REQUIREMENTS => Edit the entries below so that every "Median missing" becomes "Median not available", and leave everything else unchanged.

Stored data entries
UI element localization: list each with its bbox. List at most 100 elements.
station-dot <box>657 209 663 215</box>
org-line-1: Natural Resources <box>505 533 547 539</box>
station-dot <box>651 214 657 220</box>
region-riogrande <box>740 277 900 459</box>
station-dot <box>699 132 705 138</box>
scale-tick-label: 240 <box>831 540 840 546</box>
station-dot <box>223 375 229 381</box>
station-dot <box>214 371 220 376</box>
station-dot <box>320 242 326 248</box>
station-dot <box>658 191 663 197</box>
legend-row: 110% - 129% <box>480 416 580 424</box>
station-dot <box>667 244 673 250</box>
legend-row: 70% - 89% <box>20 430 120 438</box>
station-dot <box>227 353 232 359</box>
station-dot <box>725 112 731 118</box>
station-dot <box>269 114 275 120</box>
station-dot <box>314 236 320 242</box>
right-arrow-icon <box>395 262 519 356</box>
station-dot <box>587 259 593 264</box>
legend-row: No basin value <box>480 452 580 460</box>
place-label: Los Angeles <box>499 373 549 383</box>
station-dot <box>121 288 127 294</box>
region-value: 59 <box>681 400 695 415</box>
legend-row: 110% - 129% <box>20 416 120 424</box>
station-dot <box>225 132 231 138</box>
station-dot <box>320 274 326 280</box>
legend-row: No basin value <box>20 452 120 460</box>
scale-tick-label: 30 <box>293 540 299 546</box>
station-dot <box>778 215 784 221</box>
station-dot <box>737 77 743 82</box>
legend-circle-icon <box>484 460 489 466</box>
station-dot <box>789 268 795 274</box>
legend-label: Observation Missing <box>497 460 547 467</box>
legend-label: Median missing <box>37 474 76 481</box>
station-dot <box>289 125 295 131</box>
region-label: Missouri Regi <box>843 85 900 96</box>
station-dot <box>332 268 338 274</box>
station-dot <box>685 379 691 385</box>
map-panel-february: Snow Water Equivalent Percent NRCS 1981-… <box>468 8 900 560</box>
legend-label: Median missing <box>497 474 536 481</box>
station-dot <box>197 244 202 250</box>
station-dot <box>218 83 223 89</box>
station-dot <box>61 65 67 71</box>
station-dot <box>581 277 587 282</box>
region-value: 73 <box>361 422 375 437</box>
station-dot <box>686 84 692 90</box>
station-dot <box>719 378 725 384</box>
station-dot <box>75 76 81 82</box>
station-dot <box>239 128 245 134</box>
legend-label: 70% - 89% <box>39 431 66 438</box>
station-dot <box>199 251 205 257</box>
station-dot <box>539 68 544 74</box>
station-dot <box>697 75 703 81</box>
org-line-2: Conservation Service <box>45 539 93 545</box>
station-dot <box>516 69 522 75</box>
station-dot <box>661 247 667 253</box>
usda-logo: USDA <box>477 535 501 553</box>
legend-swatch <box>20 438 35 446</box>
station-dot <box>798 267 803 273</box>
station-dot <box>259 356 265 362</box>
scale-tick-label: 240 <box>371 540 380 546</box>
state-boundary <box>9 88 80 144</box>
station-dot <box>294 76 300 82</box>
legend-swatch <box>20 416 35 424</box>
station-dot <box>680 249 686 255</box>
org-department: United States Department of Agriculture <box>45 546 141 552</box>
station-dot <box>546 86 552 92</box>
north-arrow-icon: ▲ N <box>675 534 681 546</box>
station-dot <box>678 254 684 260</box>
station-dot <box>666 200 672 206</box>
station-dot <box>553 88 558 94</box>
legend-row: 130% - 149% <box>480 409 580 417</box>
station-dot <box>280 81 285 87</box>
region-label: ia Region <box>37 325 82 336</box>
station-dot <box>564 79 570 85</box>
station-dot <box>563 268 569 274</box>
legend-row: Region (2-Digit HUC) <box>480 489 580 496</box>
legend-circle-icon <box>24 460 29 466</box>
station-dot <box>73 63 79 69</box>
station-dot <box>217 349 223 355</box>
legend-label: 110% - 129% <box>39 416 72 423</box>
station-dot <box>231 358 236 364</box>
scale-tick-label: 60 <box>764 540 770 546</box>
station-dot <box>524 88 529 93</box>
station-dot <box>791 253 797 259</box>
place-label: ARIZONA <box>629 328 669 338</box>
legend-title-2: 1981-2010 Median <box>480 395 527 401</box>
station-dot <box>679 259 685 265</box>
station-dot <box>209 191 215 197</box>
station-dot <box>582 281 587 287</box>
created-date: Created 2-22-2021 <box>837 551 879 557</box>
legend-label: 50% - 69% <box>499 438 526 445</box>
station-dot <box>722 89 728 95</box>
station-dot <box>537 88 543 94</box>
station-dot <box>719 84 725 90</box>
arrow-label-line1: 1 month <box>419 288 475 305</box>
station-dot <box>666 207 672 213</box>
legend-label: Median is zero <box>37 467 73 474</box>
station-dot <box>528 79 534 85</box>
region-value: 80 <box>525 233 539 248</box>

FULL SOLUTION =>
UI element localization: list each with its bbox. List at most 100 elements.
station-dot <box>657 209 663 215</box>
org-line-1: Natural Resources <box>505 533 547 539</box>
station-dot <box>651 214 657 220</box>
region-riogrande <box>740 277 900 459</box>
station-dot <box>699 132 705 138</box>
scale-tick-label: 240 <box>831 540 840 546</box>
station-dot <box>223 375 229 381</box>
station-dot <box>214 371 220 376</box>
station-dot <box>320 242 326 248</box>
station-dot <box>658 191 663 197</box>
legend-row: 110% - 129% <box>480 416 580 424</box>
station-dot <box>667 244 673 250</box>
legend-row: 70% - 89% <box>20 430 120 438</box>
station-dot <box>227 353 232 359</box>
station-dot <box>725 112 731 118</box>
station-dot <box>269 114 275 120</box>
station-dot <box>314 236 320 242</box>
right-arrow-icon <box>395 262 519 356</box>
station-dot <box>587 259 593 264</box>
legend-row: No basin value <box>480 452 580 460</box>
place-label: Los Angeles <box>499 373 549 383</box>
station-dot <box>121 288 127 294</box>
region-value: 59 <box>681 400 695 415</box>
legend-row: 110% - 129% <box>20 416 120 424</box>
station-dot <box>225 132 231 138</box>
station-dot <box>320 274 326 280</box>
legend-row: No basin value <box>20 452 120 460</box>
scale-tick-label: 30 <box>293 540 299 546</box>
station-dot <box>778 215 784 221</box>
station-dot <box>737 77 743 82</box>
legend-circle-icon <box>484 460 489 466</box>
station-dot <box>789 268 795 274</box>
legend-label: Observation Missing <box>497 460 547 467</box>
legend-label: Median not available <box>37 474 76 481</box>
station-dot <box>289 125 295 131</box>
region-label: Missouri Regi <box>843 85 900 96</box>
station-dot <box>332 268 338 274</box>
station-dot <box>685 379 691 385</box>
map-panel-february: Snow Water Equivalent Percent NRCS 1981-… <box>468 8 900 560</box>
legend-label: Median not available <box>497 474 536 481</box>
station-dot <box>197 244 202 250</box>
station-dot <box>218 83 223 89</box>
station-dot <box>61 65 67 71</box>
station-dot <box>581 277 587 282</box>
region-value: 73 <box>361 422 375 437</box>
station-dot <box>686 84 692 90</box>
station-dot <box>719 378 725 384</box>
station-dot <box>75 76 81 82</box>
station-dot <box>239 128 245 134</box>
legend-label: 70% - 89% <box>39 431 66 438</box>
station-dot <box>199 251 205 257</box>
station-dot <box>539 68 544 74</box>
station-dot <box>697 75 703 81</box>
org-line-2: Conservation Service <box>45 539 93 545</box>
station-dot <box>516 69 522 75</box>
station-dot <box>661 247 667 253</box>
usda-logo: USDA <box>477 535 501 553</box>
legend-swatch <box>20 438 35 446</box>
station-dot <box>798 267 803 273</box>
station-dot <box>259 356 265 362</box>
scale-tick-label: 240 <box>371 540 380 546</box>
state-boundary <box>9 88 80 144</box>
station-dot <box>294 76 300 82</box>
legend-swatch <box>20 416 35 424</box>
station-dot <box>680 249 686 255</box>
org-department: United States Department of Agriculture <box>45 546 141 552</box>
station-dot <box>546 86 552 92</box>
north-arrow-icon: ▲ N <box>675 534 681 546</box>
station-dot <box>678 254 684 260</box>
station-dot <box>666 200 672 206</box>
station-dot <box>553 88 558 94</box>
legend-row: 130% - 149% <box>480 409 580 417</box>
station-dot <box>280 81 285 87</box>
region-label: ia Region <box>37 325 82 336</box>
station-dot <box>564 79 570 85</box>
station-dot <box>563 268 569 274</box>
legend-row: Region (2-Digit HUC) <box>480 489 580 496</box>
legend-circle-icon <box>24 460 29 466</box>
station-dot <box>73 63 79 69</box>
station-dot <box>217 349 223 355</box>
legend-label: 110% - 129% <box>39 416 72 423</box>
station-dot <box>231 358 236 364</box>
scale-tick-label: 60 <box>764 540 770 546</box>
station-dot <box>524 88 529 93</box>
station-dot <box>791 253 797 259</box>
place-label: ARIZONA <box>629 328 669 338</box>
legend-title-2: 1981-2010 Median <box>480 395 527 401</box>
station-dot <box>679 259 685 265</box>
station-dot <box>209 191 215 197</box>
station-dot <box>582 281 587 287</box>
created-date: Created 2-22-2021 <box>837 551 879 557</box>
legend-label: 50% - 69% <box>499 438 526 445</box>
station-dot <box>722 89 728 95</box>
station-dot <box>537 88 543 94</box>
station-dot <box>719 84 725 90</box>
arrow-label-line1: 1 month <box>419 288 475 305</box>
station-dot <box>666 207 672 213</box>
legend-label: Median is zero <box>37 467 73 474</box>
station-dot <box>528 79 534 85</box>
region-value: 80 <box>525 233 539 248</box>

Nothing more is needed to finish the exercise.